TASK BRIEF: All lines holding the string "Moadalen" are to be shown.
================
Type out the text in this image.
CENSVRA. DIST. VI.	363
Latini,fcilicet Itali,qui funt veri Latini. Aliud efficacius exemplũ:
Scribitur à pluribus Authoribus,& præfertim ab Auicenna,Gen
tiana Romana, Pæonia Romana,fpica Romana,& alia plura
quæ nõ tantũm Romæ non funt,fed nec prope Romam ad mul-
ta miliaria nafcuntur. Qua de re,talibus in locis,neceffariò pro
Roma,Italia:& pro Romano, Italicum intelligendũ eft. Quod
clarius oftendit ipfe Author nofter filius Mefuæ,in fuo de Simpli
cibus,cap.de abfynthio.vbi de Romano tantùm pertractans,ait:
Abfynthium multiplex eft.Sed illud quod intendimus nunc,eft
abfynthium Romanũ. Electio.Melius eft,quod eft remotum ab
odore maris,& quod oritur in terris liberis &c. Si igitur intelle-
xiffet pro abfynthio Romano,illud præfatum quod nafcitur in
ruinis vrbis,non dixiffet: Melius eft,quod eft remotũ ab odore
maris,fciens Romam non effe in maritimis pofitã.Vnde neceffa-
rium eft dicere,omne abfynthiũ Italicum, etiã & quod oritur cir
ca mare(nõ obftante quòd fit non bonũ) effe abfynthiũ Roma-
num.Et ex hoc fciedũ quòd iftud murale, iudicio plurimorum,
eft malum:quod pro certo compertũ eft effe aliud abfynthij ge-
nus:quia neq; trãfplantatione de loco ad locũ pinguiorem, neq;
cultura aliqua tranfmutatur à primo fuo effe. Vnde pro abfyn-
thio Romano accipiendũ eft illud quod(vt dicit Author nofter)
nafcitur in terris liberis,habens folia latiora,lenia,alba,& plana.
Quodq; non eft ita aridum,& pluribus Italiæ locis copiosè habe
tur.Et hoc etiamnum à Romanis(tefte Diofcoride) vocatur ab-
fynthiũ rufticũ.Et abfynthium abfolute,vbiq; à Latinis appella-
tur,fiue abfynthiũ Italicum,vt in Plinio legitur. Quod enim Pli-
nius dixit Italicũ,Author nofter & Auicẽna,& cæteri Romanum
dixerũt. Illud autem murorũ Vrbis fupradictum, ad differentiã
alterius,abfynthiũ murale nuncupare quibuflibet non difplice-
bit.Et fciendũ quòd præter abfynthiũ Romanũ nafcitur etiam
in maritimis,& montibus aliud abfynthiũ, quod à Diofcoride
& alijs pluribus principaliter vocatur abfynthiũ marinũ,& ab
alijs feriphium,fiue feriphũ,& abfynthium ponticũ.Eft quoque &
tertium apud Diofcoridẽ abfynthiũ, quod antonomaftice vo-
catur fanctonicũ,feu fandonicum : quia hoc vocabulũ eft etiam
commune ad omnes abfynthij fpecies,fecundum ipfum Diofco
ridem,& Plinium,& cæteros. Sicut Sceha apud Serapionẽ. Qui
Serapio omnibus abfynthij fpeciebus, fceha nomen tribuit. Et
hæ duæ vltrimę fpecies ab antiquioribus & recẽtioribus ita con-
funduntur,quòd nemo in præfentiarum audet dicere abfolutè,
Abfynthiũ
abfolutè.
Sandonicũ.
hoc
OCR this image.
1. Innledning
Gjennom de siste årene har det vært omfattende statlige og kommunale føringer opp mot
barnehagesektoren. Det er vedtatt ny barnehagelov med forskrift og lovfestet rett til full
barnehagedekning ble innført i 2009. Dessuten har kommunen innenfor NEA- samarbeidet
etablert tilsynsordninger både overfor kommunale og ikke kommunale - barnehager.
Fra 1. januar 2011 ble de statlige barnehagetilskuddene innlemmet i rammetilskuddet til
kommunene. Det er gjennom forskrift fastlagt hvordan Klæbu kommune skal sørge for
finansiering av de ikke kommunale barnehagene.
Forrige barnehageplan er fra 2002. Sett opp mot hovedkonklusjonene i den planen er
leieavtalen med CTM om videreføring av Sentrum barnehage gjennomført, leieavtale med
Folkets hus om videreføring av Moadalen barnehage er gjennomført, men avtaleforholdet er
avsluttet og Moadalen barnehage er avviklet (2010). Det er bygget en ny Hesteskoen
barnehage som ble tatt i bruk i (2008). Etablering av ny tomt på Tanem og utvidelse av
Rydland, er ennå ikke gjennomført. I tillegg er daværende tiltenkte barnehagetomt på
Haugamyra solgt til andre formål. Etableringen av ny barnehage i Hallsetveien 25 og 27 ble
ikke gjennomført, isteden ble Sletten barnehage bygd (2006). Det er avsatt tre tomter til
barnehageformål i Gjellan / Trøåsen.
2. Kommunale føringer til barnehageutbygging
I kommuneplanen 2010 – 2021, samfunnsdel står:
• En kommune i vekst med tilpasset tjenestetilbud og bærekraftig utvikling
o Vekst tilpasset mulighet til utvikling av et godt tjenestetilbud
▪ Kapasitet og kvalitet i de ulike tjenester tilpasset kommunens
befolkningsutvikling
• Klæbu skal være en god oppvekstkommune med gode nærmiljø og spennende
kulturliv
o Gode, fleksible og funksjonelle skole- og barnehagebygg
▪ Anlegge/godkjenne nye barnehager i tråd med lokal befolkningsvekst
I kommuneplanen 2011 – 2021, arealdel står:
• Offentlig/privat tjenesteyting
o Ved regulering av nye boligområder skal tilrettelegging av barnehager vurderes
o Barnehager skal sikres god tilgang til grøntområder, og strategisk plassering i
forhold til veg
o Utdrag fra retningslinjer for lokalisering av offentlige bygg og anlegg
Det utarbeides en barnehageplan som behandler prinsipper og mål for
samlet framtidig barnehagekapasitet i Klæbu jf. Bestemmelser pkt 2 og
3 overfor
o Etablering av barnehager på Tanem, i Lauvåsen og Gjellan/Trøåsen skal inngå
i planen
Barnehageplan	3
================
COMPLETED EXERCISE:
Folkets hus om videreføring av Moadalen barnehage er gjennomført, men avtaleforholdet er
avsluttet og Moadalen barnehage er avviklet (2010). Det er bygget en ny Hesteskoen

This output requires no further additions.